- **Instructions to follow**:
Exclude images, then output the remaining data verbatim.
___ Material supplied
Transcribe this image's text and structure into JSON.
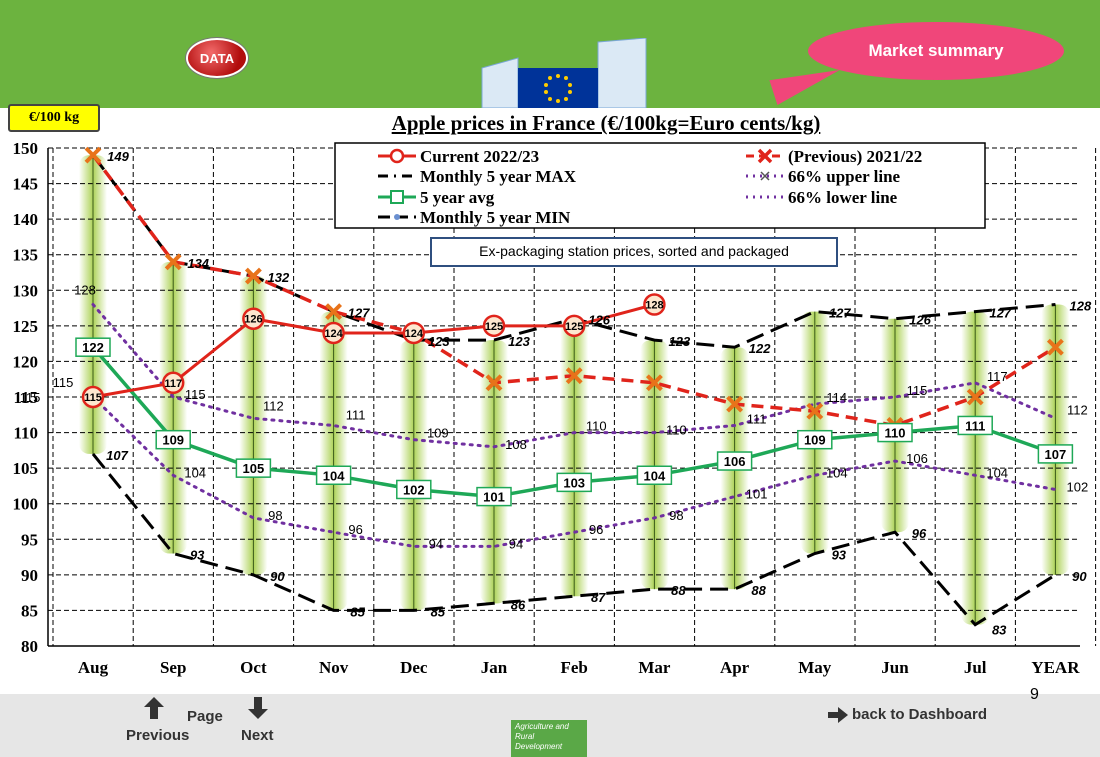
{
  "header": {
    "data_button": "DATA",
    "market_summary_button": "Market summary",
    "unit_label": "€/100 kg"
  },
  "footer": {
    "page_number": "9",
    "page_label": "Page",
    "previous_label": "Previous",
    "next_label": "Next",
    "dashboard_label": "back to Dashboard",
    "agri_badge": "Agriculture and Rural Development"
  },
  "colors": {
    "top_bar": "#6cb33f",
    "current": "#e0241b",
    "previous": "#e0241b",
    "avg": "#1ea857",
    "minmax": "#000000",
    "band": "#7030a0",
    "highlight_bar": "#a9d04f"
  },
  "chart_data": {
    "type": "line",
    "title": "Apple prices in France (€/100kg=Euro cents/kg)",
    "annotation": "Ex-packaging station prices, sorted and packaged",
    "categories": [
      "Aug",
      "Sep",
      "Oct",
      "Nov",
      "Dec",
      "Jan",
      "Feb",
      "Mar",
      "Apr",
      "May",
      "Jun",
      "Jul",
      "YEAR"
    ],
    "ylim": [
      80,
      150
    ],
    "yticks": [
      80,
      85,
      90,
      95,
      100,
      105,
      110,
      115,
      120,
      125,
      130,
      135,
      140,
      145,
      150
    ],
    "grid": true,
    "series": [
      {
        "name": "Current 2022/23",
        "values": [
          115,
          117,
          126,
          124,
          124,
          125,
          125,
          128,
          null,
          null,
          null,
          null,
          null
        ]
      },
      {
        "name": "(Previous) 2021/22",
        "values": [
          149,
          134,
          132,
          127,
          124,
          117,
          118,
          117,
          114,
          113,
          111,
          115,
          122
        ]
      },
      {
        "name": "Monthly 5 year MAX",
        "values": [
          149,
          134,
          132,
          127,
          123,
          123,
          126,
          123,
          122,
          127,
          126,
          127,
          128
        ]
      },
      {
        "name": "66% upper line",
        "values": [
          128,
          115,
          112,
          111,
          109,
          108,
          110,
          110,
          111,
          114,
          115,
          117,
          112
        ]
      },
      {
        "name": "5 year avg",
        "values": [
          122,
          109,
          105,
          104,
          102,
          101,
          103,
          104,
          106,
          109,
          110,
          111,
          107
        ]
      },
      {
        "name": "66% lower line",
        "values": [
          115,
          104,
          98,
          96,
          94,
          94,
          96,
          98,
          101,
          104,
          106,
          104,
          102
        ]
      },
      {
        "name": "Monthly 5 year MIN",
        "values": [
          107,
          93,
          90,
          85,
          85,
          86,
          87,
          88,
          88,
          93,
          96,
          83,
          90
        ]
      }
    ]
  }
}
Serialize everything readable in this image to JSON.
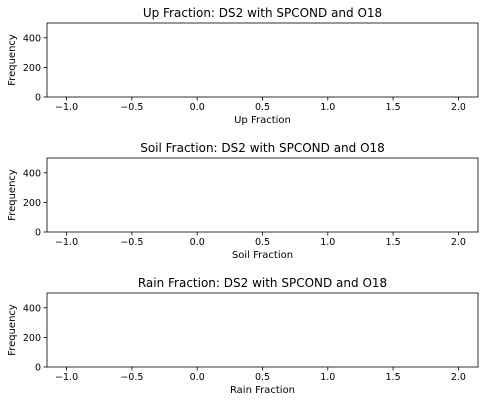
{
  "chart_data": [
    {
      "type": "bar",
      "title": "Up Fraction: DS2 with SPCOND and O18",
      "xlabel": "Up Fraction",
      "ylabel": "Frequency",
      "xlim": [
        -1.15,
        2.15
      ],
      "ylim": [
        0,
        500
      ],
      "xticks": [
        -1.0,
        -0.5,
        0.0,
        0.5,
        1.0,
        1.5,
        2.0
      ],
      "xtick_labels": [
        "−1.0",
        "−0.5",
        "0.0",
        "0.5",
        "1.0",
        "1.5",
        "2.0"
      ],
      "yticks": [
        0,
        200,
        400
      ],
      "ytick_labels": [
        "0",
        "200",
        "400"
      ],
      "values": [],
      "grid": false
    },
    {
      "type": "bar",
      "title": "Soil Fraction: DS2 with SPCOND and O18",
      "xlabel": "Soil Fraction",
      "ylabel": "Frequency",
      "xlim": [
        -1.15,
        2.15
      ],
      "ylim": [
        0,
        500
      ],
      "xticks": [
        -1.0,
        -0.5,
        0.0,
        0.5,
        1.0,
        1.5,
        2.0
      ],
      "xtick_labels": [
        "−1.0",
        "−0.5",
        "0.0",
        "0.5",
        "1.0",
        "1.5",
        "2.0"
      ],
      "yticks": [
        0,
        200,
        400
      ],
      "ytick_labels": [
        "0",
        "200",
        "400"
      ],
      "values": [],
      "grid": false
    },
    {
      "type": "bar",
      "title": "Rain Fraction: DS2 with SPCOND and O18",
      "xlabel": "Rain Fraction",
      "ylabel": "Frequency",
      "xlim": [
        -1.15,
        2.15
      ],
      "ylim": [
        0,
        500
      ],
      "xticks": [
        -1.0,
        -0.5,
        0.0,
        0.5,
        1.0,
        1.5,
        2.0
      ],
      "xtick_labels": [
        "−1.0",
        "−0.5",
        "0.0",
        "0.5",
        "1.0",
        "1.5",
        "2.0"
      ],
      "yticks": [
        0,
        200,
        400
      ],
      "ytick_labels": [
        "0",
        "200",
        "400"
      ],
      "values": [],
      "grid": false
    }
  ]
}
______
- **Finished task**:
Transcribe this image's text and structure into JSON.
{
  "header": {
    "data_button": "DATA",
    "market_summary_button": "Market summary",
    "unit_label": "€/100 kg"
  },
  "footer": {
    "page_number": "9",
    "page_label": "Page",
    "previous_label": "Previous",
    "next_label": "Next",
    "dashboard_label": "back to Dashboard",
    "agri_badge": "Agriculture and Rural Development"
  },
  "colors": {
    "top_bar": "#6cb33f",
    "current": "#e0241b",
    "previous": "#e0241b",
    "avg": "#1ea857",
    "minmax": "#000000",
    "band": "#7030a0",
    "highlight_bar": "#a9d04f"
  },
  "chart_data": {
    "type": "line",
    "title": "Apple prices in France (€/100kg=Euro cents/kg)",
    "annotation": "Ex-packaging station prices, sorted and packaged",
    "categories": [
      "Aug",
      "Sep",
      "Oct",
      "Nov",
      "Dec",
      "Jan",
      "Feb",
      "Mar",
      "Apr",
      "May",
      "Jun",
      "Jul",
      "YEAR"
    ],
    "ylim": [
      80,
      150
    ],
    "yticks": [
      80,
      85,
      90,
      95,
      100,
      105,
      110,
      115,
      120,
      125,
      130,
      135,
      140,
      145,
      150
    ],
    "grid": true,
    "series": [
      {
        "name": "Current 2022/23",
        "values": [
          115,
          117,
          126,
          124,
          124,
          125,
          125,
          128,
          null,
          null,
          null,
          null,
          null
        ]
      },
      {
        "name": "(Previous) 2021/22",
        "values": [
          149,
          134,
          132,
          127,
          124,
          117,
          118,
          117,
          114,
          113,
          111,
          115,
          122
        ]
      },
      {
        "name": "Monthly 5 year MAX",
        "values": [
          149,
          134,
          132,
          127,
          123,
          123,
          126,
          123,
          122,
          127,
          126,
          127,
          128
        ]
      },
      {
        "name": "66% upper line",
        "values": [
          128,
          115,
          112,
          111,
          109,
          108,
          110,
          110,
          111,
          114,
          115,
          117,
          112
        ]
      },
      {
        "name": "5 year avg",
        "values": [
          122,
          109,
          105,
          104,
          102,
          101,
          103,
          104,
          106,
          109,
          110,
          111,
          107
        ]
      },
      {
        "name": "66% lower line",
        "values": [
          115,
          104,
          98,
          96,
          94,
          94,
          96,
          98,
          101,
          104,
          106,
          104,
          102
        ]
      },
      {
        "name": "Monthly 5 year MIN",
        "values": [
          107,
          93,
          90,
          85,
          85,
          86,
          87,
          88,
          88,
          93,
          96,
          83,
          90
        ]
      }
    ]
  }
}
Serialize everything readable in this image to JSON.
{
  "chart_data": [
    {
      "type": "bar",
      "title": "Up Fraction: DS2 with SPCOND and O18",
      "xlabel": "Up Fraction",
      "ylabel": "Frequency",
      "xlim": [
        -1.15,
        2.15
      ],
      "ylim": [
        0,
        500
      ],
      "xticks": [
        -1.0,
        -0.5,
        0.0,
        0.5,
        1.0,
        1.5,
        2.0
      ],
      "xtick_labels": [
        "−1.0",
        "−0.5",
        "0.0",
        "0.5",
        "1.0",
        "1.5",
        "2.0"
      ],
      "yticks": [
        0,
        200,
        400
      ],
      "ytick_labels": [
        "0",
        "200",
        "400"
      ],
      "values": [],
      "grid": false
    },
    {
      "type": "bar",
      "title": "Soil Fraction: DS2 with SPCOND and O18",
      "xlabel": "Soil Fraction",
      "ylabel": "Frequency",
      "xlim": [
        -1.15,
        2.15
      ],
      "ylim": [
        0,
        500
      ],
      "xticks": [
        -1.0,
        -0.5,
        0.0,
        0.5,
        1.0,
        1.5,
        2.0
      ],
      "xtick_labels": [
        "−1.0",
        "−0.5",
        "0.0",
        "0.5",
        "1.0",
        "1.5",
        "2.0"
      ],
      "yticks": [
        0,
        200,
        400
      ],
      "ytick_labels": [
        "0",
        "200",
        "400"
      ],
      "values": [],
      "grid": false
    },
    {
      "type": "bar",
      "title": "Rain Fraction: DS2 with SPCOND and O18",
      "xlabel": "Rain Fraction",
      "ylabel": "Frequency",
      "xlim": [
        -1.15,
        2.15
      ],
      "ylim": [
        0,
        500
      ],
      "xticks": [
        -1.0,
        -0.5,
        0.0,
        0.5,
        1.0,
        1.5,
        2.0
      ],
      "xtick_labels": [
        "−1.0",
        "−0.5",
        "0.0",
        "0.5",
        "1.0",
        "1.5",
        "2.0"
      ],
      "yticks": [
        0,
        200,
        400
      ],
      "ytick_labels": [
        "0",
        "200",
        "400"
      ],
      "values": [],
      "grid": false
    }
  ]
}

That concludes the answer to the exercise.